» Problem requirements
Transcribe the data that follows precisely, omitting nothing.
⁂
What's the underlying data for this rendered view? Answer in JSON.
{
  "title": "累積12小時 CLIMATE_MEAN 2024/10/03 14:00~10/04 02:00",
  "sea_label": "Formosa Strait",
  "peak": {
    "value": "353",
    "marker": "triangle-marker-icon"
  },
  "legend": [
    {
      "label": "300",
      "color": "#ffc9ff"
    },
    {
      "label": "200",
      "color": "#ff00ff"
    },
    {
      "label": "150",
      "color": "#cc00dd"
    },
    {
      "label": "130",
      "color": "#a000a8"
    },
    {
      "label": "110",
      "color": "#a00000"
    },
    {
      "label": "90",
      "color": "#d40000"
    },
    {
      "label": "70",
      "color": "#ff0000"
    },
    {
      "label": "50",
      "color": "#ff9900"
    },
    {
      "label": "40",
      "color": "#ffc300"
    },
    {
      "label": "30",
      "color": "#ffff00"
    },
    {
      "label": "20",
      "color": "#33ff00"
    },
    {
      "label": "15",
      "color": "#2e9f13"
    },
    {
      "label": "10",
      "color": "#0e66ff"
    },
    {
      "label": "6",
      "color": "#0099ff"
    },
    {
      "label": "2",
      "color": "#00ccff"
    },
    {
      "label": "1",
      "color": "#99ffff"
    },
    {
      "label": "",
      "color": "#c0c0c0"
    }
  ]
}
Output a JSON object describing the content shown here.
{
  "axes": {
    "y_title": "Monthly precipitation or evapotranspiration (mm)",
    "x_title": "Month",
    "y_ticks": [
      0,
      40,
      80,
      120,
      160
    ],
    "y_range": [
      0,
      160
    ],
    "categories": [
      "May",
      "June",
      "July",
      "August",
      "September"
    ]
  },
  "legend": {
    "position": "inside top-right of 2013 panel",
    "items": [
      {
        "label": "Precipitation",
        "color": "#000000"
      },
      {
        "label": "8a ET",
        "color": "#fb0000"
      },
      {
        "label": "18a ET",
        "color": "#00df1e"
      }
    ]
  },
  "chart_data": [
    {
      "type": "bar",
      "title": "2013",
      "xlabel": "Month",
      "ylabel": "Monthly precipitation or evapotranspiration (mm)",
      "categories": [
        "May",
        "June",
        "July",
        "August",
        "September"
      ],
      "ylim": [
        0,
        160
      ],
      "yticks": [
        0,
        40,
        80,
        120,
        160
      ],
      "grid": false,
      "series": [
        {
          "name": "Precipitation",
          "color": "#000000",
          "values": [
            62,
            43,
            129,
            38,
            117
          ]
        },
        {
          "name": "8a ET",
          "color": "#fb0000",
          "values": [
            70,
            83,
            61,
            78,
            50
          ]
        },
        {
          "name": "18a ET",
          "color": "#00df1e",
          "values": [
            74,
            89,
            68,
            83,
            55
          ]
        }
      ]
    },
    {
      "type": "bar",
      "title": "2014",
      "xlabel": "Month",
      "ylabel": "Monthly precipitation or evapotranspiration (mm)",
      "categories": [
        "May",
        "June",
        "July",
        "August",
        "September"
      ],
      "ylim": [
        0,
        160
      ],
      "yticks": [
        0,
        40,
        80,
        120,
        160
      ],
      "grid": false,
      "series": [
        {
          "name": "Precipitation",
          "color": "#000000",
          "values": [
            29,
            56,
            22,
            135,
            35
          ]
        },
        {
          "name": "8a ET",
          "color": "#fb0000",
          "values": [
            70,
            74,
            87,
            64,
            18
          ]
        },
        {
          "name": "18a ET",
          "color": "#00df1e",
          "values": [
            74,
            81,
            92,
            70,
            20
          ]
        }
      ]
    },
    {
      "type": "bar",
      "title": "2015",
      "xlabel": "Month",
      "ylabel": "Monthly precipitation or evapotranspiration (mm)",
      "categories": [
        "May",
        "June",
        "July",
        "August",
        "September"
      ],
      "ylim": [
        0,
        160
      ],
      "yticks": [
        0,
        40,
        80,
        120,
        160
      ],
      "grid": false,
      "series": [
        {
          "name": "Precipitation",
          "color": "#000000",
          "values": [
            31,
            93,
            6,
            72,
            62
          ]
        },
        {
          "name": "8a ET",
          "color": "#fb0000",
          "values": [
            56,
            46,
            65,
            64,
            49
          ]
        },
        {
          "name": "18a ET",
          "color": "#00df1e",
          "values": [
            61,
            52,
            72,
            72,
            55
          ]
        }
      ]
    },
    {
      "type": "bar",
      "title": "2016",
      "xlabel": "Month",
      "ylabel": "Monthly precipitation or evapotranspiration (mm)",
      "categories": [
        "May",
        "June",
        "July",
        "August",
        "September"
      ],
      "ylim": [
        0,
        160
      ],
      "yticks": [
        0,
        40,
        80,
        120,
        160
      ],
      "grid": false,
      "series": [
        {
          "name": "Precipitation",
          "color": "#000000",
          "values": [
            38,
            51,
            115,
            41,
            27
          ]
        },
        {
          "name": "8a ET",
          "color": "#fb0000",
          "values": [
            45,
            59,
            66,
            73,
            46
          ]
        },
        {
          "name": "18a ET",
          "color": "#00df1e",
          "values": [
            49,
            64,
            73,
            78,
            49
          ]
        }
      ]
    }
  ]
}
⁂
» Result of this exercise
What's the underlying data for this rendered view? Answer in JSON.
{
  "title": "累積12小時 CLIMATE_MEAN 2024/10/03 14:00~10/04 02:00",
  "sea_label": "Formosa Strait",
  "peak": {
    "value": "353",
    "marker": "triangle-marker-icon"
  },
  "legend": [
    {
      "label": "300",
      "color": "#ffc9ff"
    },
    {
      "label": "200",
      "color": "#ff00ff"
    },
    {
      "label": "150",
      "color": "#cc00dd"
    },
    {
      "label": "130",
      "color": "#a000a8"
    },
    {
      "label": "110",
      "color": "#a00000"
    },
    {
      "label": "90",
      "color": "#d40000"
    },
    {
      "label": "70",
      "color": "#ff0000"
    },
    {
      "label": "50",
      "color": "#ff9900"
    },
    {
      "label": "40",
      "color": "#ffc300"
    },
    {
      "label": "30",
      "color": "#ffff00"
    },
    {
      "label": "20",
      "color": "#33ff00"
    },
    {
      "label": "15",
      "color": "#2e9f13"
    },
    {
      "label": "10",
      "color": "#0e66ff"
    },
    {
      "label": "6",
      "color": "#0099ff"
    },
    {
      "label": "2",
      "color": "#00ccff"
    },
    {
      "label": "1",
      "color": "#99ffff"
    },
    {
      "label": "",
      "color": "#c0c0c0"
    }
  ]
}
Output a JSON object describing the content shown here.
{
  "axes": {
    "y_title": "Monthly precipitation or evapotranspiration (mm)",
    "x_title": "Month",
    "y_ticks": [
      0,
      40,
      80,
      120,
      160
    ],
    "y_range": [
      0,
      160
    ],
    "categories": [
      "May",
      "June",
      "July",
      "August",
      "September"
    ]
  },
  "legend": {
    "position": "inside top-right of 2013 panel",
    "items": [
      {
        "label": "Precipitation",
        "color": "#000000"
      },
      {
        "label": "8a ET",
        "color": "#fb0000"
      },
      {
        "label": "18a ET",
        "color": "#00df1e"
      }
    ]
  },
  "chart_data": [
    {
      "type": "bar",
      "title": "2013",
      "xlabel": "Month",
      "ylabel": "Monthly precipitation or evapotranspiration (mm)",
      "categories": [
        "May",
        "June",
        "July",
        "August",
        "September"
      ],
      "ylim": [
        0,
        160
      ],
      "yticks": [
        0,
        40,
        80,
        120,
        160
      ],
      "grid": false,
      "series": [
        {
          "name": "Precipitation",
          "color": "#000000",
          "values": [
            62,
            43,
            129,
            38,
            117
          ]
        },
        {
          "name": "8a ET",
          "color": "#fb0000",
          "values": [
            70,
            83,
            61,
            78,
            50
          ]
        },
        {
          "name": "18a ET",
          "color": "#00df1e",
          "values": [
            74,
            89,
            68,
            83,
            55
          ]
        }
      ]
    },
    {
      "type": "bar",
      "title": "2014",
      "xlabel": "Month",
      "ylabel": "Monthly precipitation or evapotranspiration (mm)",
      "categories": [
        "May",
        "June",
        "July",
        "August",
        "September"
      ],
      "ylim": [
        0,
        160
      ],
      "yticks": [
        0,
        40,
        80,
        120,
        160
      ],
      "grid": false,
      "series": [
        {
          "name": "Precipitation",
          "color": "#000000",
          "values": [
            29,
            56,
            22,
            135,
            35
          ]
        },
        {
          "name": "8a ET",
          "color": "#fb0000",
          "values": [
            70,
            74,
            87,
            64,
            18
          ]
        },
        {
          "name": "18a ET",
          "color": "#00df1e",
          "values": [
            74,
            81,
            92,
            70,
            20
          ]
        }
      ]
    },
    {
      "type": "bar",
      "title": "2015",
      "xlabel": "Month",
      "ylabel": "Monthly precipitation or evapotranspiration (mm)",
      "categories": [
        "May",
        "June",
        "July",
        "August",
        "September"
      ],
      "ylim": [
        0,
        160
      ],
      "yticks": [
        0,
        40,
        80,
        120,
        160
      ],
      "grid": false,
      "series": [
        {
          "name": "Precipitation",
          "color": "#000000",
          "values": [
            31,
            93,
            6,
            72,
            62
          ]
        },
        {
          "name": "8a ET",
          "color": "#fb0000",
          "values": [
            56,
            46,
            65,
            64,
            49
          ]
        },
        {
          "name": "18a ET",
          "color": "#00df1e",
          "values": [
            61,
            52,
            72,
            72,
            55
          ]
        }
      ]
    },
    {
      "type": "bar",
      "title": "2016",
      "xlabel": "Month",
      "ylabel": "Monthly precipitation or evapotranspiration (mm)",
      "categories": [
        "May",
        "June",
        "July",
        "August",
        "September"
      ],
      "ylim": [
        0,
        160
      ],
      "yticks": [
        0,
        40,
        80,
        120,
        160
      ],
      "grid": false,
      "series": [
        {
          "name": "Precipitation",
          "color": "#000000",
          "values": [
            38,
            51,
            115,
            41,
            27
          ]
        },
        {
          "name": "8a ET",
          "color": "#fb0000",
          "values": [
            45,
            59,
            66,
            73,
            46
          ]
        },
        {
          "name": "18a ET",
          "color": "#00df1e",
          "values": [
            49,
            64,
            73,
            78,
            49
          ]
        }
      ]
    }
  ]
}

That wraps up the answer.